> [DIRECTION]
What follows is a listing. Return every line of it exactly.
-- start RECORDED DATA --
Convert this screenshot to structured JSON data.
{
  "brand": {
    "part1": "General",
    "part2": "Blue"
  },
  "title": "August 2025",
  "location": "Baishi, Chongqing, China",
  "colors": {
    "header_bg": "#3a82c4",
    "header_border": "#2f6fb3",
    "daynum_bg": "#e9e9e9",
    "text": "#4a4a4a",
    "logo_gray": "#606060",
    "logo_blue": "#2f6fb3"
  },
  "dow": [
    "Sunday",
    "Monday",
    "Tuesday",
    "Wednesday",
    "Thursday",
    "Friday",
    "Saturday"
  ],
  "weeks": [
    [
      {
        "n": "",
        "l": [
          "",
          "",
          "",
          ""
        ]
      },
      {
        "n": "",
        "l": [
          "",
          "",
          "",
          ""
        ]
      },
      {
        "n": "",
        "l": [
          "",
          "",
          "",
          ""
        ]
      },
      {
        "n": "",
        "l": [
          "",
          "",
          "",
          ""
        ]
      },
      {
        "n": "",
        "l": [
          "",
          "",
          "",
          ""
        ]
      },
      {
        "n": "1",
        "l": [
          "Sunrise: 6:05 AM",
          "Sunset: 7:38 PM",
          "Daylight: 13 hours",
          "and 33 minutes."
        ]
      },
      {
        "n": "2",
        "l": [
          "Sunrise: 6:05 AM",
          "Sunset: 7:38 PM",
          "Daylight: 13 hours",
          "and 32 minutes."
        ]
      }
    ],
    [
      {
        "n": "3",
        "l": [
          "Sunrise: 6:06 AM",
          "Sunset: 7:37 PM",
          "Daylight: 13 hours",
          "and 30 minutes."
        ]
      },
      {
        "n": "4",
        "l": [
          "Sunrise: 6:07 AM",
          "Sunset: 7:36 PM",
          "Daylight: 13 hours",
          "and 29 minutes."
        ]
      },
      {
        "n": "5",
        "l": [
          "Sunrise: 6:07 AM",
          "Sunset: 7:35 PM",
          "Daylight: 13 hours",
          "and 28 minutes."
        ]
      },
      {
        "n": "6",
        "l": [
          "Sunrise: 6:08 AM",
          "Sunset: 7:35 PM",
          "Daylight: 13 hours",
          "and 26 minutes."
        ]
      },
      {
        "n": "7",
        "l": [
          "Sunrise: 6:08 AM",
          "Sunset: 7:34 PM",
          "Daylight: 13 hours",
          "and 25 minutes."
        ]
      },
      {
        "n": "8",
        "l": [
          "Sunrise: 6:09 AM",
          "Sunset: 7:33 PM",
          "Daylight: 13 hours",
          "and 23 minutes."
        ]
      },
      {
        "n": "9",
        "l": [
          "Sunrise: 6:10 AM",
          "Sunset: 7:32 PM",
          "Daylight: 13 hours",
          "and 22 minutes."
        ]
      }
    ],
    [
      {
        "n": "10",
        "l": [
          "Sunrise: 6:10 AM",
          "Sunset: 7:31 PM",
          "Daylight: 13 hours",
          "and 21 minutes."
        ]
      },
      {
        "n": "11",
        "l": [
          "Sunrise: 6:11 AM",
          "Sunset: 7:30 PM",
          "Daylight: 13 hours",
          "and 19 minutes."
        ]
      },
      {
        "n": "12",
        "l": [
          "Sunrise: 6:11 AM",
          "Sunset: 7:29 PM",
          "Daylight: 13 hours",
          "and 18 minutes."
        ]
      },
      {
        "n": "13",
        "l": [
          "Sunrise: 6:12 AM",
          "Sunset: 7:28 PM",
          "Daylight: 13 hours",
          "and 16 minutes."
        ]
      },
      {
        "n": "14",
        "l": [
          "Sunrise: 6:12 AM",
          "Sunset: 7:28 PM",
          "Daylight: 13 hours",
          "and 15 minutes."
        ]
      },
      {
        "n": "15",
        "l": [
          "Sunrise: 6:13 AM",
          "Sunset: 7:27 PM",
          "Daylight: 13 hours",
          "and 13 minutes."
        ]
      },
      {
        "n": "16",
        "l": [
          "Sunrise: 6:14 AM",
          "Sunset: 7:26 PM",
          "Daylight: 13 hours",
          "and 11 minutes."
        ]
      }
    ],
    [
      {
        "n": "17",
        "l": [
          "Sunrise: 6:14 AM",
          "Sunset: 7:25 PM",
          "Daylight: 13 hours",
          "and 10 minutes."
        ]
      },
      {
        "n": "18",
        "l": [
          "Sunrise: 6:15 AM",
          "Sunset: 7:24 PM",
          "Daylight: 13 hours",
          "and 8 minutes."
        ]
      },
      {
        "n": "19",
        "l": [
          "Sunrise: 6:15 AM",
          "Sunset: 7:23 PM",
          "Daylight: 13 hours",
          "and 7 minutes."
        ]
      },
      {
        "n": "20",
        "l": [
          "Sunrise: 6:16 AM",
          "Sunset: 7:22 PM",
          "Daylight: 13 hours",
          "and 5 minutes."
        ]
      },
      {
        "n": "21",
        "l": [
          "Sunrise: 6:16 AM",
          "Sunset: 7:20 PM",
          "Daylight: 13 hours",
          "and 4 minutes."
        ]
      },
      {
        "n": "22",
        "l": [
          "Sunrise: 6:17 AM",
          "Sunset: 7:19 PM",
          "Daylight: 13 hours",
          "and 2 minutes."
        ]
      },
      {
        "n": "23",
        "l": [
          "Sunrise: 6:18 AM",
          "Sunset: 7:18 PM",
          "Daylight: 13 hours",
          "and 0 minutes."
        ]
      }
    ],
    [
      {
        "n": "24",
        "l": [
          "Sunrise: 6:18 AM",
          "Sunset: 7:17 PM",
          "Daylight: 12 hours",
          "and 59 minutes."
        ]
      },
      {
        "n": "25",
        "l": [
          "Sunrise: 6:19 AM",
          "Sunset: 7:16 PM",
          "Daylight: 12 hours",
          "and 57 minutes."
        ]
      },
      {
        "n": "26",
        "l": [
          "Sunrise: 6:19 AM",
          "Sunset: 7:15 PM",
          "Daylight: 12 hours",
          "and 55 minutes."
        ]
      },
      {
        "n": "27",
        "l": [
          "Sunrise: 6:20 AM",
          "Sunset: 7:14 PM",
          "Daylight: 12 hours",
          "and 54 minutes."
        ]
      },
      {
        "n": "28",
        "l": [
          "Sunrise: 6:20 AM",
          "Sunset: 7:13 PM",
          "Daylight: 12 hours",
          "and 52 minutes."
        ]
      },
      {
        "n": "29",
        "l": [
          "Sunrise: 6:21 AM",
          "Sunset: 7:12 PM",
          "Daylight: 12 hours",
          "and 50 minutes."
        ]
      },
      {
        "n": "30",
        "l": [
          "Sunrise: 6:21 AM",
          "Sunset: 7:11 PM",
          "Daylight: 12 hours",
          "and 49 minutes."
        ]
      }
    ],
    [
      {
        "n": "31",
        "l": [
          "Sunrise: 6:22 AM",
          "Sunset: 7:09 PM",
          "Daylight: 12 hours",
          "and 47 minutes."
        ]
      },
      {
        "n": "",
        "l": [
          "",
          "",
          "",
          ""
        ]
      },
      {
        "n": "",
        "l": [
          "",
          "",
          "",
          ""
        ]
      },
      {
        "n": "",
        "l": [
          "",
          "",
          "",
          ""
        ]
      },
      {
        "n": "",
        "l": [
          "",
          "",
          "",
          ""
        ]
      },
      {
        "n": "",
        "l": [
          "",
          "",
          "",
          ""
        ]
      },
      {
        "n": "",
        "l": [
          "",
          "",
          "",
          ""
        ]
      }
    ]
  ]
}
-- end RECORDED DATA --
> [EXERCISE SOLUTION]
Convert this screenshot to structured JSON data.
{
  "brand": {
    "part1": "General",
    "part2": "Blue"
  },
  "title": "August 2025",
  "location": "Baishi, Chongqing, China",
  "colors": {
    "header_bg": "#3a82c4",
    "header_border": "#2f6fb3",
    "daynum_bg": "#e9e9e9",
    "text": "#4a4a4a",
    "logo_gray": "#606060",
    "logo_blue": "#2f6fb3"
  },
  "dow": [
    "Sunday",
    "Monday",
    "Tuesday",
    "Wednesday",
    "Thursday",
    "Friday",
    "Saturday"
  ],
  "weeks": [
    [
      {
        "n": "",
        "l": [
          "",
          "",
          "",
          ""
        ]
      },
      {
        "n": "",
        "l": [
          "",
          "",
          "",
          ""
        ]
      },
      {
        "n": "",
        "l": [
          "",
          "",
          "",
          ""
        ]
      },
      {
        "n": "",
        "l": [
          "",
          "",
          "",
          ""
        ]
      },
      {
        "n": "",
        "l": [
          "",
          "",
          "",
          ""
        ]
      },
      {
        "n": "1",
        "l": [
          "Sunrise: 6:05 AM",
          "Sunset: 7:38 PM",
          "Daylight: 13 hours",
          "and 33 minutes."
        ]
      },
      {
        "n": "2",
        "l": [
          "Sunrise: 6:05 AM",
          "Sunset: 7:38 PM",
          "Daylight: 13 hours",
          "and 32 minutes."
        ]
      }
    ],
    [
      {
        "n": "3",
        "l": [
          "Sunrise: 6:06 AM",
          "Sunset: 7:37 PM",
          "Daylight: 13 hours",
          "and 30 minutes."
        ]
      },
      {
        "n": "4",
        "l": [
          "Sunrise: 6:07 AM",
          "Sunset: 7:36 PM",
          "Daylight: 13 hours",
          "and 29 minutes."
        ]
      },
      {
        "n": "5",
        "l": [
          "Sunrise: 6:07 AM",
          "Sunset: 7:35 PM",
          "Daylight: 13 hours",
          "and 28 minutes."
        ]
      },
      {
        "n": "6",
        "l": [
          "Sunrise: 6:08 AM",
          "Sunset: 7:35 PM",
          "Daylight: 13 hours",
          "and 26 minutes."
        ]
      },
      {
        "n": "7",
        "l": [
          "Sunrise: 6:08 AM",
          "Sunset: 7:34 PM",
          "Daylight: 13 hours",
          "and 25 minutes."
        ]
      },
      {
        "n": "8",
        "l": [
          "Sunrise: 6:09 AM",
          "Sunset: 7:33 PM",
          "Daylight: 13 hours",
          "and 23 minutes."
        ]
      },
      {
        "n": "9",
        "l": [
          "Sunrise: 6:10 AM",
          "Sunset: 7:32 PM",
          "Daylight: 13 hours",
          "and 22 minutes."
        ]
      }
    ],
    [
      {
        "n": "10",
        "l": [
          "Sunrise: 6:10 AM",
          "Sunset: 7:31 PM",
          "Daylight: 13 hours",
          "and 21 minutes."
        ]
      },
      {
        "n": "11",
        "l": [
          "Sunrise: 6:11 AM",
          "Sunset: 7:30 PM",
          "Daylight: 13 hours",
          "and 19 minutes."
        ]
      },
      {
        "n": "12",
        "l": [
          "Sunrise: 6:11 AM",
          "Sunset: 7:29 PM",
          "Daylight: 13 hours",
          "and 18 minutes."
        ]
      },
      {
        "n": "13",
        "l": [
          "Sunrise: 6:12 AM",
          "Sunset: 7:28 PM",
          "Daylight: 13 hours",
          "and 16 minutes."
        ]
      },
      {
        "n": "14",
        "l": [
          "Sunrise: 6:12 AM",
          "Sunset: 7:28 PM",
          "Daylight: 13 hours",
          "and 15 minutes."
        ]
      },
      {
        "n": "15",
        "l": [
          "Sunrise: 6:13 AM",
          "Sunset: 7:27 PM",
          "Daylight: 13 hours",
          "and 13 minutes."
        ]
      },
      {
        "n": "16",
        "l": [
          "Sunrise: 6:14 AM",
          "Sunset: 7:26 PM",
          "Daylight: 13 hours",
          "and 11 minutes."
        ]
      }
    ],
    [
      {
        "n": "17",
        "l": [
          "Sunrise: 6:14 AM",
          "Sunset: 7:25 PM",
          "Daylight: 13 hours",
          "and 10 minutes."
        ]
      },
      {
        "n": "18",
        "l": [
          "Sunrise: 6:15 AM",
          "Sunset: 7:24 PM",
          "Daylight: 13 hours",
          "and 8 minutes."
        ]
      },
      {
        "n": "19",
        "l": [
          "Sunrise: 6:15 AM",
          "Sunset: 7:23 PM",
          "Daylight: 13 hours",
          "and 7 minutes."
        ]
      },
      {
        "n": "20",
        "l": [
          "Sunrise: 6:16 AM",
          "Sunset: 7:22 PM",
          "Daylight: 13 hours",
          "and 5 minutes."
        ]
      },
      {
        "n": "21",
        "l": [
          "Sunrise: 6:16 AM",
          "Sunset: 7:20 PM",
          "Daylight: 13 hours",
          "and 4 minutes."
        ]
      },
      {
        "n": "22",
        "l": [
          "Sunrise: 6:17 AM",
          "Sunset: 7:19 PM",
          "Daylight: 13 hours",
          "and 2 minutes."
        ]
      },
      {
        "n": "23",
        "l": [
          "Sunrise: 6:18 AM",
          "Sunset: 7:18 PM",
          "Daylight: 13 hours",
          "and 0 minutes."
        ]
      }
    ],
    [
      {
        "n": "24",
        "l": [
          "Sunrise: 6:18 AM",
          "Sunset: 7:17 PM",
          "Daylight: 12 hours",
          "and 59 minutes."
        ]
      },
      {
        "n": "25",
        "l": [
          "Sunrise: 6:19 AM",
          "Sunset: 7:16 PM",
          "Daylight: 12 hours",
          "and 57 minutes."
        ]
      },
      {
        "n": "26",
        "l": [
          "Sunrise: 6:19 AM",
          "Sunset: 7:15 PM",
          "Daylight: 12 hours",
          "and 55 minutes."
        ]
      },
      {
        "n": "27",
        "l": [
          "Sunrise: 6:20 AM",
          "Sunset: 7:14 PM",
          "Daylight: 12 hours",
          "and 54 minutes."
        ]
      },
      {
        "n": "28",
        "l": [
          "Sunrise: 6:20 AM",
          "Sunset: 7:13 PM",
          "Daylight: 12 hours",
          "and 52 minutes."
        ]
      },
      {
        "n": "29",
        "l": [
          "Sunrise: 6:21 AM",
          "Sunset: 7:12 PM",
          "Daylight: 12 hours",
          "and 50 minutes."
        ]
      },
      {
        "n": "30",
        "l": [
          "Sunrise: 6:21 AM",
          "Sunset: 7:11 PM",
          "Daylight: 12 hours",
          "and 49 minutes."
        ]
      }
    ],
    [
      {
        "n": "31",
        "l": [
          "Sunrise: 6:22 AM",
          "Sunset: 7:09 PM",
          "Daylight: 12 hours",
          "and 47 minutes."
        ]
      },
      {
        "n": "",
        "l": [
          "",
          "",
          "",
          ""
        ]
      },
      {
        "n": "",
        "l": [
          "",
          "",
          "",
          ""
        ]
      },
      {
        "n": "",
        "l": [
          "",
          "",
          "",
          ""
        ]
      },
      {
        "n": "",
        "l": [
          "",
          "",
          "",
          ""
        ]
      },
      {
        "n": "",
        "l": [
          "",
          "",
          "",
          ""
        ]
      },
      {
        "n": "",
        "l": [
          "",
          "",
          "",
          ""
        ]
      }
    ]
  ]
}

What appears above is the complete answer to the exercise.